- Directed by: Pappi Corsicato
- Written by: Heinrich von Kleist (novel); Massimo Gaudioso; Pappi Corsicato;
- Produced by: Marco Poccioni; Marco Valsania;
- Starring: Caterina Murino; Alessandro Gassmann; Martina Stella; Michele Venitucci; Valeria Fabrizi; Isabella Ferrari;
- Cinematography: Ennio Guarnieri
- Edited by: Giogiò Franchini
- Production companies: Rodeo Drive; Medusa Film; Sky Cinema;
- Release date: 5 September 2008;
- Running time: 85 minutes
- Country: Italy
- Language: Italian
- Budget: 300,000 €
- Box office: 674,151 €

= The Seed of Discord =

The Seed of Discord (Il seme della discordia) is a 2008 Italian film.
The film is a modernisation of Heinrich von Kleist's novel The Marquise of O. It was entered into the main competition at the 65th Venice International Film Festival.

**Work item**
Please copy everything in the film entry from "The film is" down to "International Film Festival.", swapping "main" for "official". Rely on the film entry alone.

**Extracted information**
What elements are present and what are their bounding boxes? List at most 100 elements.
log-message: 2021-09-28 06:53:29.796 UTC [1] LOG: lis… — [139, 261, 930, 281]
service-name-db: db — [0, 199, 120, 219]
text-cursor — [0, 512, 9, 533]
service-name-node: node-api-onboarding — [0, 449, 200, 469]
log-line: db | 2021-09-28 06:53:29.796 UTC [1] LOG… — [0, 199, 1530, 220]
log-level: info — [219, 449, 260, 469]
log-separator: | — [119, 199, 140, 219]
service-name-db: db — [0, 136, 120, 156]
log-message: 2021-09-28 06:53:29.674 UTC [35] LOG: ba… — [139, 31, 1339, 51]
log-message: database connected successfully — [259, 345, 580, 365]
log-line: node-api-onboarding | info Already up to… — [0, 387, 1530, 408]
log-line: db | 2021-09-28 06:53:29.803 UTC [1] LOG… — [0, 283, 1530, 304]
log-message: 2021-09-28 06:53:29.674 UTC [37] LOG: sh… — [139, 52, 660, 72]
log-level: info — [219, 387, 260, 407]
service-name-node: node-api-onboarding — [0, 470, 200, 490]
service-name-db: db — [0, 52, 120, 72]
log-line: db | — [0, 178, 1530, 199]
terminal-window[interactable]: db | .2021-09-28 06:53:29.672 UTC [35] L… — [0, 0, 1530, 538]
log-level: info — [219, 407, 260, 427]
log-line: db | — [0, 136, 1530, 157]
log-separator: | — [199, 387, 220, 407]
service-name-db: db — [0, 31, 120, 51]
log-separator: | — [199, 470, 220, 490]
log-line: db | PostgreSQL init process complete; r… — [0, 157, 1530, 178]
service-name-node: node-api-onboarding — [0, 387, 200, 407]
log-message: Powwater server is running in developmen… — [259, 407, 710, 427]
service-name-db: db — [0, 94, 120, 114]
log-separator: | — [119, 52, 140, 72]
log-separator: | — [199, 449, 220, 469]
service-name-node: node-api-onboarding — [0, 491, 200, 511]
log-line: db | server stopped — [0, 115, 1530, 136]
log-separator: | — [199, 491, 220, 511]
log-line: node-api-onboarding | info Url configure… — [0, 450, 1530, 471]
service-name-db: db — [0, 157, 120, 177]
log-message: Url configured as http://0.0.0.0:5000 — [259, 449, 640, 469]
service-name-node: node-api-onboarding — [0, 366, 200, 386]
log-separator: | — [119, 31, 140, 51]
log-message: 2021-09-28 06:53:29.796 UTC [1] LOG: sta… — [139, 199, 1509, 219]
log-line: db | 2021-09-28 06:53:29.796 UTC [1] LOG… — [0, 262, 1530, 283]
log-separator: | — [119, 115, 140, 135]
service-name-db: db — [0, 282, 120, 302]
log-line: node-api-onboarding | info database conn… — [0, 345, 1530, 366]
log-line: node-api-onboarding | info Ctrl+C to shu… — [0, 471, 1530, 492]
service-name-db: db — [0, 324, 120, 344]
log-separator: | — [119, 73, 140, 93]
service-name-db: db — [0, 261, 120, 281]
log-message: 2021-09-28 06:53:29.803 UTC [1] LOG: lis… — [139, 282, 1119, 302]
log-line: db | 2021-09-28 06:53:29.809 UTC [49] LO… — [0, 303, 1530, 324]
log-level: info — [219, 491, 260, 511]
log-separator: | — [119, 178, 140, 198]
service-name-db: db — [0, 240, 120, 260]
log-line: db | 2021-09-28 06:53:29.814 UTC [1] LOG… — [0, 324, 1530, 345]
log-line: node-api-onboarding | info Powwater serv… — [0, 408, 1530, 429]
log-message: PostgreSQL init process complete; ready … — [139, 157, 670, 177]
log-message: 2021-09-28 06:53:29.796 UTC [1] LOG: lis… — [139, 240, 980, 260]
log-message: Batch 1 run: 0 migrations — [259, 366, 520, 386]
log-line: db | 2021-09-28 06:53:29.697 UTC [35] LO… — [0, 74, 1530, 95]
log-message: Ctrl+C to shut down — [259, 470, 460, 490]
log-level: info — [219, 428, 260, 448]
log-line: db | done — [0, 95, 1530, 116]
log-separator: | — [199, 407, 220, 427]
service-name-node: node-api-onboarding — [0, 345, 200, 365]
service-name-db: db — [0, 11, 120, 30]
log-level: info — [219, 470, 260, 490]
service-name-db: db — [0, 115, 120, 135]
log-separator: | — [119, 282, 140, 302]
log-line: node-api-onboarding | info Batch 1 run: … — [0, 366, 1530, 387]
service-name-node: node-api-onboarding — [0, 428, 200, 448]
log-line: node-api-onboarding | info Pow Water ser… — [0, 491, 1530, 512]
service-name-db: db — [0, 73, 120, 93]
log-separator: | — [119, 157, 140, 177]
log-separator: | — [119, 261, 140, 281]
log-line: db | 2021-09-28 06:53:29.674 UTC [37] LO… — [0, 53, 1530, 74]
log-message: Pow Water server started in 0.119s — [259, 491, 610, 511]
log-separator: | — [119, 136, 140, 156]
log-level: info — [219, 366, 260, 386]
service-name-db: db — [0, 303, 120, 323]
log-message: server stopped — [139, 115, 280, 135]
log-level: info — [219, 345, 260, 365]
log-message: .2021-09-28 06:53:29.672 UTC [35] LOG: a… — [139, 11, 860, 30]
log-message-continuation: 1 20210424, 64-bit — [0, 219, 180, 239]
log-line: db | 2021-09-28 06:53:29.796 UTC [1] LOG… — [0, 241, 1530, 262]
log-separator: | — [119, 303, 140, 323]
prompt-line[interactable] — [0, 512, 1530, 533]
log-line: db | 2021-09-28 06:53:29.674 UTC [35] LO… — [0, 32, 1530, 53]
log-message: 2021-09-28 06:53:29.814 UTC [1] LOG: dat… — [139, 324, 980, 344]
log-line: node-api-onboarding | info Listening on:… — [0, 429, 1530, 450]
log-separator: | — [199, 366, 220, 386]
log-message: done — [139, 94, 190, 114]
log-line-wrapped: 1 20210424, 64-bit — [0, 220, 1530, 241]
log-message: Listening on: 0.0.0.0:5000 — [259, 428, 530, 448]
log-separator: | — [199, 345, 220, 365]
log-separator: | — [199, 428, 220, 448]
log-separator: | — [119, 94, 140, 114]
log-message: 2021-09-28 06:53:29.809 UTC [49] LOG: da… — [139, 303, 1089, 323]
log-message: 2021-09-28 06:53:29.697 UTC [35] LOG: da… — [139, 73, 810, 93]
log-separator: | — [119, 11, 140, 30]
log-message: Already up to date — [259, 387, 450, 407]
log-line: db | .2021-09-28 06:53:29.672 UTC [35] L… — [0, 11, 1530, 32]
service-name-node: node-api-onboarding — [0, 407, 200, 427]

**Result below**
The film is a modernisation of Heinrich von Kleist's novel The Marquise of O. It was entered into the official competition at the 65th Venice International Film Festival.